>> start Record set
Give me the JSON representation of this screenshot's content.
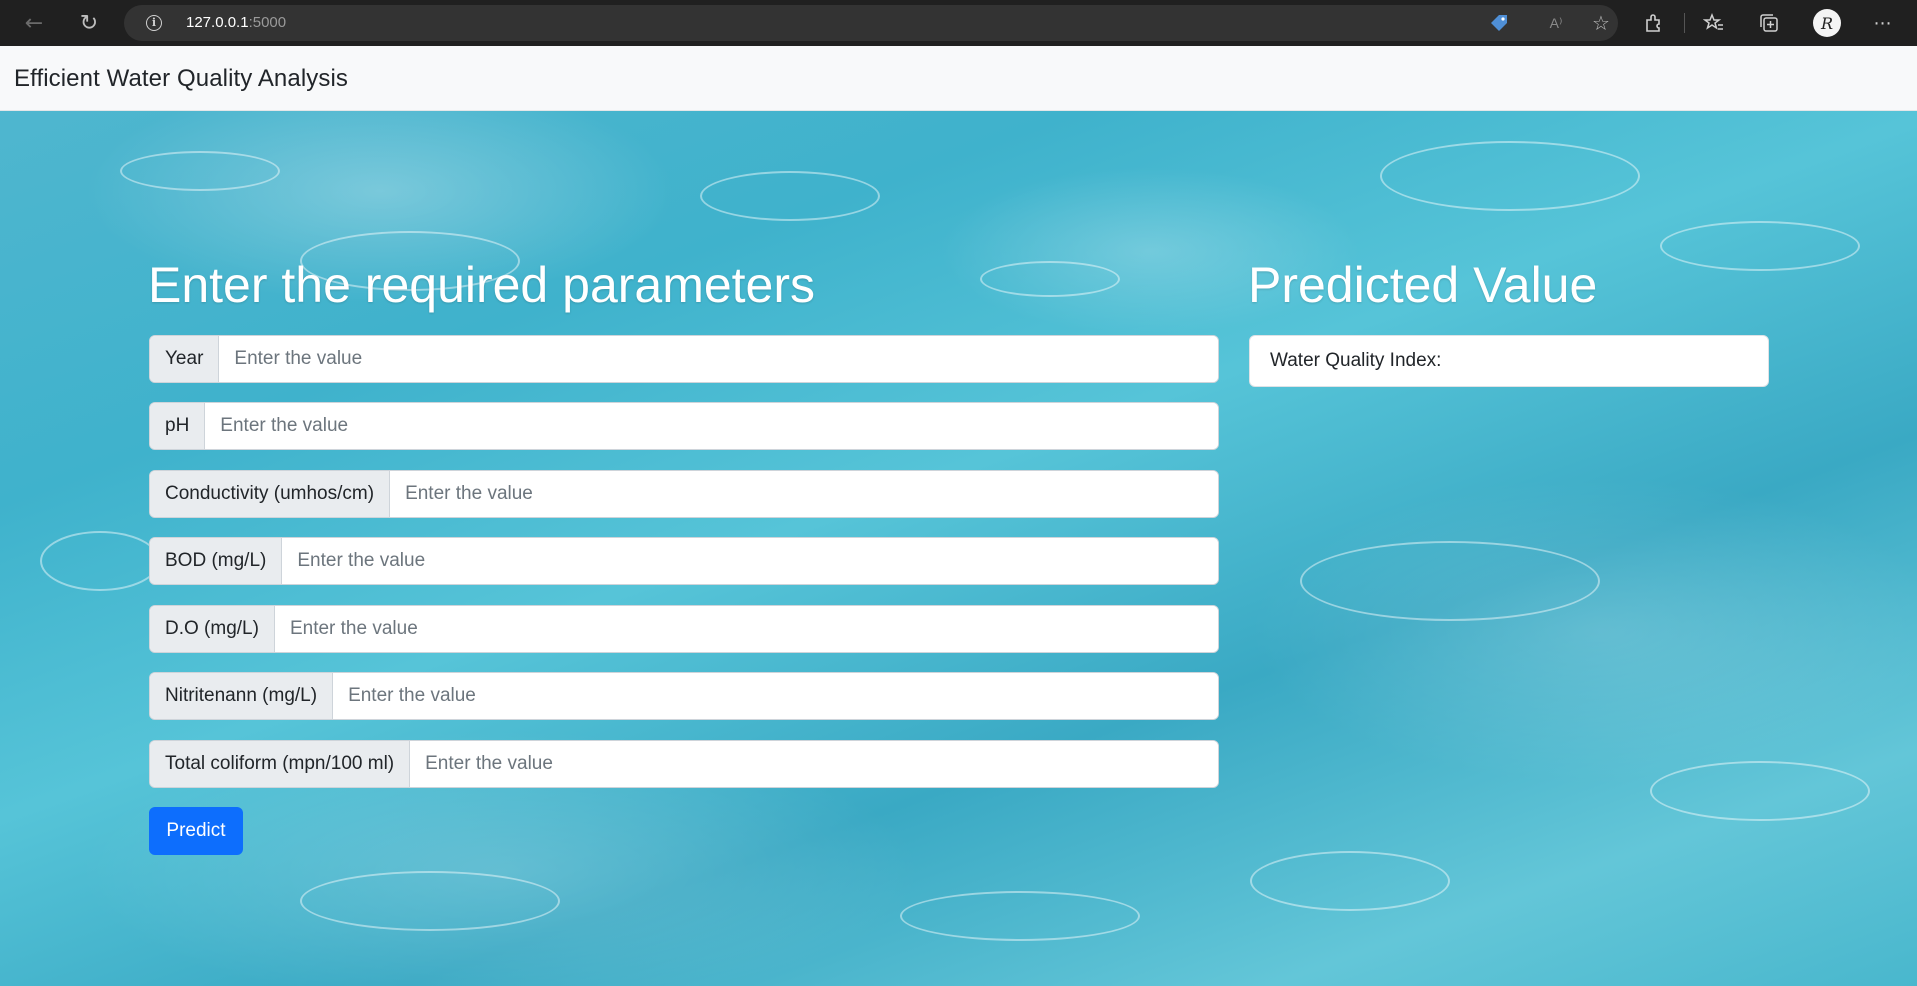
{
  "browser": {
    "url_host": "127.0.0.1",
    "url_port": ":5000",
    "icons": [
      "back-arrow-icon",
      "reload-icon",
      "info-icon",
      "tag-icon",
      "read-aloud-icon",
      "add-favorite-icon",
      "extensions-icon",
      "favorites-icon",
      "collections-icon",
      "profile-icon",
      "more-icon"
    ],
    "read_aloud_glyph": "A⁾",
    "profile_initial": "R"
  },
  "navbar": {
    "brand": "Efficient Water Quality Analysis"
  },
  "form": {
    "heading": "Enter the required parameters",
    "placeholder": "Enter the value",
    "fields": [
      {
        "label": "Year"
      },
      {
        "label": "pH"
      },
      {
        "label": "Conductivity (umhos/cm)"
      },
      {
        "label": "BOD (mg/L)"
      },
      {
        "label": "D.O (mg/L)"
      },
      {
        "label": "Nitritenann (mg/L)"
      },
      {
        "label": "Total coliform (mpn/100 ml)"
      }
    ],
    "submit_label": "Predict"
  },
  "prediction": {
    "heading": "Predicted Value",
    "result_label": "Water Quality Index:"
  },
  "colors": {
    "primary": "#0d6efd",
    "navbar_bg": "#f8f9fa",
    "water": "#3fb2cc"
  }
}
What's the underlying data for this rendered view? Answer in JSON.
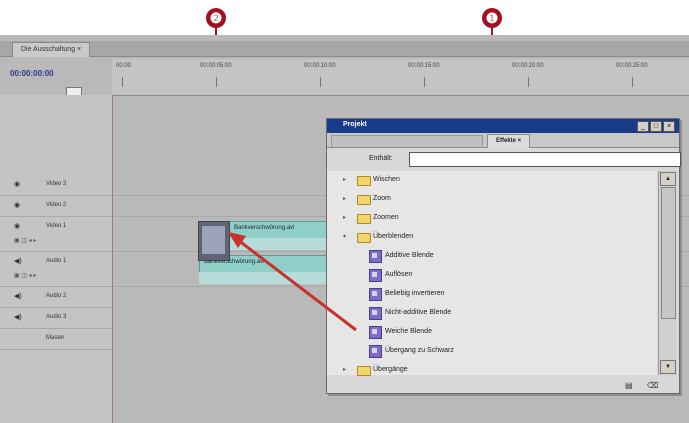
{
  "callouts": {
    "one": "❶",
    "two": "❷"
  },
  "timeline": {
    "tab": "Die Ausschaltung ×",
    "timecode": "00:00:00:00",
    "ruler_labels": [
      "00:00",
      "00:00:05:00",
      "00:00:10:00",
      "00:00:15:00",
      "00:00:20:00",
      "00:00:25:00"
    ],
    "tracks": [
      {
        "name": "Video 3",
        "eye": "◉"
      },
      {
        "name": "Video 2",
        "eye": "◉"
      },
      {
        "name": "Video 1",
        "eye": "◉"
      },
      {
        "name": "Audio 1",
        "eye": "◀)"
      },
      {
        "name": "Audio 2",
        "eye": "◀)"
      },
      {
        "name": "Audio 3",
        "eye": "◀)"
      },
      {
        "name": "Master",
        "eye": ""
      }
    ],
    "video_clip_label": "Bankverschwörung.avi",
    "audio_clip_label": "Bankverschwörung.avi"
  },
  "project_panel": {
    "title": "Projekt",
    "active_tab": "Effekte ×",
    "search_label": "Enthält:",
    "search_value": "",
    "items": [
      {
        "type": "folder",
        "label": "Wischen",
        "expander": "▸"
      },
      {
        "type": "folder",
        "label": "Zoom",
        "expander": "▸"
      },
      {
        "type": "folder",
        "label": "Zoomen",
        "expander": "▸"
      },
      {
        "type": "folder",
        "label": "Überblenden",
        "expander": "▾"
      },
      {
        "type": "effect",
        "label": "Additive Blende"
      },
      {
        "type": "effect",
        "label": "Auflösen"
      },
      {
        "type": "effect",
        "label": "Beliebig invertieren"
      },
      {
        "type": "effect",
        "label": "Nicht-additive Blende"
      },
      {
        "type": "effect",
        "label": "Weiche Blende"
      },
      {
        "type": "effect",
        "label": "Übergang zu Schwarz"
      },
      {
        "type": "folder",
        "label": "Übergänge",
        "expander": "▸"
      }
    ]
  }
}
>> end Record set
* **Exercise aim**: Return the listing above word for word, with the pictures removed.

* **Exercise solution**:
Give me the JSON representation of this screenshot's content.
{
  "browser": {
    "url_host": "127.0.0.1",
    "url_port": ":5000",
    "icons": [
      "back-arrow-icon",
      "reload-icon",
      "info-icon",
      "tag-icon",
      "read-aloud-icon",
      "add-favorite-icon",
      "extensions-icon",
      "favorites-icon",
      "collections-icon",
      "profile-icon",
      "more-icon"
    ],
    "read_aloud_glyph": "A⁾",
    "profile_initial": "R"
  },
  "navbar": {
    "brand": "Efficient Water Quality Analysis"
  },
  "form": {
    "heading": "Enter the required parameters",
    "placeholder": "Enter the value",
    "fields": [
      {
        "label": "Year"
      },
      {
        "label": "pH"
      },
      {
        "label": "Conductivity (umhos/cm)"
      },
      {
        "label": "BOD (mg/L)"
      },
      {
        "label": "D.O (mg/L)"
      },
      {
        "label": "Nitritenann (mg/L)"
      },
      {
        "label": "Total coliform (mpn/100 ml)"
      }
    ],
    "submit_label": "Predict"
  },
  "prediction": {
    "heading": "Predicted Value",
    "result_label": "Water Quality Index:"
  },
  "colors": {
    "primary": "#0d6efd",
    "navbar_bg": "#f8f9fa",
    "water": "#3fb2cc"
  }
}
What's the underlying data for this rendered view? Answer in JSON.
{
  "callouts": {
    "one": "❶",
    "two": "❷"
  },
  "timeline": {
    "tab": "Die Ausschaltung ×",
    "timecode": "00:00:00:00",
    "ruler_labels": [
      "00:00",
      "00:00:05:00",
      "00:00:10:00",
      "00:00:15:00",
      "00:00:20:00",
      "00:00:25:00"
    ],
    "tracks": [
      {
        "name": "Video 3",
        "eye": "◉"
      },
      {
        "name": "Video 2",
        "eye": "◉"
      },
      {
        "name": "Video 1",
        "eye": "◉"
      },
      {
        "name": "Audio 1",
        "eye": "◀)"
      },
      {
        "name": "Audio 2",
        "eye": "◀)"
      },
      {
        "name": "Audio 3",
        "eye": "◀)"
      },
      {
        "name": "Master",
        "eye": ""
      }
    ],
    "video_clip_label": "Bankverschwörung.avi",
    "audio_clip_label": "Bankverschwörung.avi"
  },
  "project_panel": {
    "title": "Projekt",
    "active_tab": "Effekte ×",
    "search_label": "Enthält:",
    "search_value": "",
    "items": [
      {
        "type": "folder",
        "label": "Wischen",
        "expander": "▸"
      },
      {
        "type": "folder",
        "label": "Zoom",
        "expander": "▸"
      },
      {
        "type": "folder",
        "label": "Zoomen",
        "expander": "▸"
      },
      {
        "type": "folder",
        "label": "Überblenden",
        "expander": "▾"
      },
      {
        "type": "effect",
        "label": "Additive Blende"
      },
      {
        "type": "effect",
        "label": "Auflösen"
      },
      {
        "type": "effect",
        "label": "Beliebig invertieren"
      },
      {
        "type": "effect",
        "label": "Nicht-additive Blende"
      },
      {
        "type": "effect",
        "label": "Weiche Blende"
      },
      {
        "type": "effect",
        "label": "Übergang zu Schwarz"
      },
      {
        "type": "folder",
        "label": "Übergänge",
        "expander": "▸"
      }
    ]
  }
}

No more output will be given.